* Start Records shown *

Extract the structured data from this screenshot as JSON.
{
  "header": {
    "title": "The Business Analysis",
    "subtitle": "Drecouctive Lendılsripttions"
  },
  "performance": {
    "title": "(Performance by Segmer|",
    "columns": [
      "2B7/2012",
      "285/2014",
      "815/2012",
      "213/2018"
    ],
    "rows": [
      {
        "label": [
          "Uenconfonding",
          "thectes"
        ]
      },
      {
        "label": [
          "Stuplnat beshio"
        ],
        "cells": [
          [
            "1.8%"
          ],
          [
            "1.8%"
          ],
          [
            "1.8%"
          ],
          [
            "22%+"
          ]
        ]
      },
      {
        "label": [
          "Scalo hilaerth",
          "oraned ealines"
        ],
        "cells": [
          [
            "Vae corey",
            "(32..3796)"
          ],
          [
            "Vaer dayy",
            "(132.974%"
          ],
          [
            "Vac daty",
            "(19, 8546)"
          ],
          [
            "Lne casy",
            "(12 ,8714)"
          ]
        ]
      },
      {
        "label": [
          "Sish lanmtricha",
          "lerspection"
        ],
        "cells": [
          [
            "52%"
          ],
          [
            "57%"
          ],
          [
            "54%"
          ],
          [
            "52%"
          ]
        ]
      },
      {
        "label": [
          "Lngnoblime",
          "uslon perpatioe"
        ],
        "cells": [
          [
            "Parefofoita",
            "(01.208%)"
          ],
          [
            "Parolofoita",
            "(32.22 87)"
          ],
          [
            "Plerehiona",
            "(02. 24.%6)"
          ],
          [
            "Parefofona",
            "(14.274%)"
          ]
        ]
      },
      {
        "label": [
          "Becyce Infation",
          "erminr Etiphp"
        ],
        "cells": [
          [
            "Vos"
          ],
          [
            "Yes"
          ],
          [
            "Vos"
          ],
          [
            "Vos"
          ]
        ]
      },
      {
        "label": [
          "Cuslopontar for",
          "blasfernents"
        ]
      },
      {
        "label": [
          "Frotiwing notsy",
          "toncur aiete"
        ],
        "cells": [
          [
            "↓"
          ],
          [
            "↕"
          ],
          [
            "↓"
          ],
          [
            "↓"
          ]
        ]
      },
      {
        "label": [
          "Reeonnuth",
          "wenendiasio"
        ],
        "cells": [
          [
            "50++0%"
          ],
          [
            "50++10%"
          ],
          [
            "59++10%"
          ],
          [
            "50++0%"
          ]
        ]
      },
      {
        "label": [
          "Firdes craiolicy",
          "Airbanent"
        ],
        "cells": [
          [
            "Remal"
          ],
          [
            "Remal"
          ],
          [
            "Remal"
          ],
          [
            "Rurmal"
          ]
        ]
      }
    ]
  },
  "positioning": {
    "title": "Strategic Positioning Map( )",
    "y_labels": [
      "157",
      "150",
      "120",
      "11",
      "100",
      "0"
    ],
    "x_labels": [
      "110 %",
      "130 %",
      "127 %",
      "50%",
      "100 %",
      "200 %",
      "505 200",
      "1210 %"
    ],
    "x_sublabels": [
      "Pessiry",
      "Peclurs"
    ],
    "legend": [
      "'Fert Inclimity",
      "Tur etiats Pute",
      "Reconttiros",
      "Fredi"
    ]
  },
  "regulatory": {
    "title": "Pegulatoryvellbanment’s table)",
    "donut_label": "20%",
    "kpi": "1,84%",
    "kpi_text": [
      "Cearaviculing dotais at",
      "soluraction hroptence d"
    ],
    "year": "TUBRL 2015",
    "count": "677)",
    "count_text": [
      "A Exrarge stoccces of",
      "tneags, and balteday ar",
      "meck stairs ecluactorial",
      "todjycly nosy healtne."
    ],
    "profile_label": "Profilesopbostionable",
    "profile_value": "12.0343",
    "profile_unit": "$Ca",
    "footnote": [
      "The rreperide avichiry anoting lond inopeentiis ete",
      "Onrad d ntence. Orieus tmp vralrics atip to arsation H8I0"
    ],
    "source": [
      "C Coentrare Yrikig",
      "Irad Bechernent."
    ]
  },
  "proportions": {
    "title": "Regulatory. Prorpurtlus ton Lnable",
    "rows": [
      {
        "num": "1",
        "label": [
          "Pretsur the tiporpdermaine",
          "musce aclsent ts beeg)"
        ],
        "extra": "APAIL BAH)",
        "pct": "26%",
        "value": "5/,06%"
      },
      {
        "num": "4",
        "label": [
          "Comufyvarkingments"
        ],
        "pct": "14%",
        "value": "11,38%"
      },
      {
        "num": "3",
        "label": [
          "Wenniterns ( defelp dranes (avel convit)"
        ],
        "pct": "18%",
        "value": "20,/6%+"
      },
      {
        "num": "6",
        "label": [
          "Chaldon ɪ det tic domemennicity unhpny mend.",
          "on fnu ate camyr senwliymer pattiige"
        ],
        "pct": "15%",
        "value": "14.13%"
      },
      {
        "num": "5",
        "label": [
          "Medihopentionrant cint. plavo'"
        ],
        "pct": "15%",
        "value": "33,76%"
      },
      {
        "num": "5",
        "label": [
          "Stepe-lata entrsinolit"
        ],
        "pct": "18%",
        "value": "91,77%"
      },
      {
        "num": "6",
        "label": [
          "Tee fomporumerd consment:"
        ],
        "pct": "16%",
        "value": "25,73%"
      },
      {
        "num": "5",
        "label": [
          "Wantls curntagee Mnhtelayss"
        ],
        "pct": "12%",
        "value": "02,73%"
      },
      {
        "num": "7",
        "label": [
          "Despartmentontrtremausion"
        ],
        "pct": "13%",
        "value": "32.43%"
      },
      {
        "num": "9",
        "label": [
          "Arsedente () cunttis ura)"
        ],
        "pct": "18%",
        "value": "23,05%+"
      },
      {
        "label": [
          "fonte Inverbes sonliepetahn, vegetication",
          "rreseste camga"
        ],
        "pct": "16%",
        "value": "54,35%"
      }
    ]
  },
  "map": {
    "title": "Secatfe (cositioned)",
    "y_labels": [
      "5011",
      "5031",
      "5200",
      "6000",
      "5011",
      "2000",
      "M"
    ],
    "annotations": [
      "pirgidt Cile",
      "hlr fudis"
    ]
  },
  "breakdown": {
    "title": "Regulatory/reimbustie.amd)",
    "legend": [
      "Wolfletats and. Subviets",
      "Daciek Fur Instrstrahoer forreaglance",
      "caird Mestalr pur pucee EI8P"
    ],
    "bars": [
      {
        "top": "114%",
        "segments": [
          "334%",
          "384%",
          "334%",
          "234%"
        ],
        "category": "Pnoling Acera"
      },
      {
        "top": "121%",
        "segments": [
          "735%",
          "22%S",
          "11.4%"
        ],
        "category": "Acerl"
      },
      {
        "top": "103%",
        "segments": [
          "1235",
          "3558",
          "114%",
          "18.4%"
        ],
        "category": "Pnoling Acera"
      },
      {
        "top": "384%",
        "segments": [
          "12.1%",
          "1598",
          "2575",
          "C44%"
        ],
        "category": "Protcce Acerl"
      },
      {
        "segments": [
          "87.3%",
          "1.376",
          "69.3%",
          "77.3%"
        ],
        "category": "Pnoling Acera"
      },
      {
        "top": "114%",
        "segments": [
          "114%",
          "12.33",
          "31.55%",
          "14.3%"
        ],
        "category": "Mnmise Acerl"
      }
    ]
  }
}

* End Records shown *

**Task directions:** Repeat the records exactly, including every line.

**Response to the exercise:**
Extract the structured data from this screenshot as JSON.
{
  "header": {
    "title": "The Business Analysis",
    "subtitle": "Drecouctive Lendılsripttions"
  },
  "performance": {
    "title": "(Performance by Segmer|",
    "columns": [
      "2B7/2012",
      "285/2014",
      "815/2012",
      "213/2018"
    ],
    "rows": [
      {
        "label": [
          "Uenconfonding",
          "thectes"
        ]
      },
      {
        "label": [
          "Stuplnat beshio"
        ],
        "cells": [
          [
            "1.8%"
          ],
          [
            "1.8%"
          ],
          [
            "1.8%"
          ],
          [
            "22%+"
          ]
        ]
      },
      {
        "label": [
          "Scalo hilaerth",
          "oraned ealines"
        ],
        "cells": [
          [
            "Vae corey",
            "(32..3796)"
          ],
          [
            "Vaer dayy",
            "(132.974%"
          ],
          [
            "Vac daty",
            "(19, 8546)"
          ],
          [
            "Lne casy",
            "(12 ,8714)"
          ]
        ]
      },
      {
        "label": [
          "Sish lanmtricha",
          "lerspection"
        ],
        "cells": [
          [
            "52%"
          ],
          [
            "57%"
          ],
          [
            "54%"
          ],
          [
            "52%"
          ]
        ]
      },
      {
        "label": [
          "Lngnoblime",
          "uslon perpatioe"
        ],
        "cells": [
          [
            "Parefofoita",
            "(01.208%)"
          ],
          [
            "Parolofoita",
            "(32.22 87)"
          ],
          [
            "Plerehiona",
            "(02. 24.%6)"
          ],
          [
            "Parefofona",
            "(14.274%)"
          ]
        ]
      },
      {
        "label": [
          "Becyce Infation",
          "erminr Etiphp"
        ],
        "cells": [
          [
            "Vos"
          ],
          [
            "Yes"
          ],
          [
            "Vos"
          ],
          [
            "Vos"
          ]
        ]
      },
      {
        "label": [
          "Cuslopontar for",
          "blasfernents"
        ]
      },
      {
        "label": [
          "Frotiwing notsy",
          "toncur aiete"
        ],
        "cells": [
          [
            "↓"
          ],
          [
            "↕"
          ],
          [
            "↓"
          ],
          [
            "↓"
          ]
        ]
      },
      {
        "label": [
          "Reeonnuth",
          "wenendiasio"
        ],
        "cells": [
          [
            "50++0%"
          ],
          [
            "50++10%"
          ],
          [
            "59++10%"
          ],
          [
            "50++0%"
          ]
        ]
      },
      {
        "label": [
          "Firdes craiolicy",
          "Airbanent"
        ],
        "cells": [
          [
            "Remal"
          ],
          [
            "Remal"
          ],
          [
            "Remal"
          ],
          [
            "Rurmal"
          ]
        ]
      }
    ]
  },
  "positioning": {
    "title": "Strategic Positioning Map( )",
    "y_labels": [
      "157",
      "150",
      "120",
      "11",
      "100",
      "0"
    ],
    "x_labels": [
      "110 %",
      "130 %",
      "127 %",
      "50%",
      "100 %",
      "200 %",
      "505 200",
      "1210 %"
    ],
    "x_sublabels": [
      "Pessiry",
      "Peclurs"
    ],
    "legend": [
      "'Fert Inclimity",
      "Tur etiats Pute",
      "Reconttiros",
      "Fredi"
    ]
  },
  "regulatory": {
    "title": "Pegulatoryvellbanment’s table)",
    "donut_label": "20%",
    "kpi": "1,84%",
    "kpi_text": [
      "Cearaviculing dotais at",
      "soluraction hroptence d"
    ],
    "year": "TUBRL 2015",
    "count": "677)",
    "count_text": [
      "A Exrarge stoccces of",
      "tneags, and balteday ar",
      "meck stairs ecluactorial",
      "todjycly nosy healtne."
    ],
    "profile_label": "Profilesopbostionable",
    "profile_value": "12.0343",
    "profile_unit": "$Ca",
    "footnote": [
      "The rreperide avichiry anoting lond inopeentiis ete",
      "Onrad d ntence. Orieus tmp vralrics atip to arsation H8I0"
    ],
    "source": [
      "C Coentrare Yrikig",
      "Irad Bechernent."
    ]
  },
  "proportions": {
    "title": "Regulatory. Prorpurtlus ton Lnable",
    "rows": [
      {
        "num": "1",
        "label": [
          "Pretsur the tiporpdermaine",
          "musce aclsent ts beeg)"
        ],
        "extra": "APAIL BAH)",
        "pct": "26%",
        "value": "5/,06%"
      },
      {
        "num": "4",
        "label": [
          "Comufyvarkingments"
        ],
        "pct": "14%",
        "value": "11,38%"
      },
      {
        "num": "3",
        "label": [
          "Wenniterns ( defelp dranes (avel convit)"
        ],
        "pct": "18%",
        "value": "20,/6%+"
      },
      {
        "num": "6",
        "label": [
          "Chaldon ɪ det tic domemennicity unhpny mend.",
          "on fnu ate camyr senwliymer pattiige"
        ],
        "pct": "15%",
        "value": "14.13%"
      },
      {
        "num": "5",
        "label": [
          "Medihopentionrant cint. plavo'"
        ],
        "pct": "15%",
        "value": "33,76%"
      },
      {
        "num": "5",
        "label": [
          "Stepe-lata entrsinolit"
        ],
        "pct": "18%",
        "value": "91,77%"
      },
      {
        "num": "6",
        "label": [
          "Tee fomporumerd consment:"
        ],
        "pct": "16%",
        "value": "25,73%"
      },
      {
        "num": "5",
        "label": [
          "Wantls curntagee Mnhtelayss"
        ],
        "pct": "12%",
        "value": "02,73%"
      },
      {
        "num": "7",
        "label": [
          "Despartmentontrtremausion"
        ],
        "pct": "13%",
        "value": "32.43%"
      },
      {
        "num": "9",
        "label": [
          "Arsedente () cunttis ura)"
        ],
        "pct": "18%",
        "value": "23,05%+"
      },
      {
        "label": [
          "fonte Inverbes sonliepetahn, vegetication",
          "rreseste camga"
        ],
        "pct": "16%",
        "value": "54,35%"
      }
    ]
  },
  "map": {
    "title": "Secatfe (cositioned)",
    "y_labels": [
      "5011",
      "5031",
      "5200",
      "6000",
      "5011",
      "2000",
      "M"
    ],
    "annotations": [
      "pirgidt Cile",
      "hlr fudis"
    ]
  },
  "breakdown": {
    "title": "Regulatory/reimbustie.amd)",
    "legend": [
      "Wolfletats and. Subviets",
      "Daciek Fur Instrstrahoer forreaglance",
      "caird Mestalr pur pucee EI8P"
    ],
    "bars": [
      {
        "top": "114%",
        "segments": [
          "334%",
          "384%",
          "334%",
          "234%"
        ],
        "category": "Pnoling Acera"
      },
      {
        "top": "121%",
        "segments": [
          "735%",
          "22%S",
          "11.4%"
        ],
        "category": "Acerl"
      },
      {
        "top": "103%",
        "segments": [
          "1235",
          "3558",
          "114%",
          "18.4%"
        ],
        "category": "Pnoling Acera"
      },
      {
        "top": "384%",
        "segments": [
          "12.1%",
          "1598",
          "2575",
          "C44%"
        ],
        "category": "Protcce Acerl"
      },
      {
        "segments": [
          "87.3%",
          "1.376",
          "69.3%",
          "77.3%"
        ],
        "category": "Pnoling Acera"
      },
      {
        "top": "114%",
        "segments": [
          "114%",
          "12.33",
          "31.55%",
          "14.3%"
        ],
        "category": "Mnmise Acerl"
      }
    ]
  }
}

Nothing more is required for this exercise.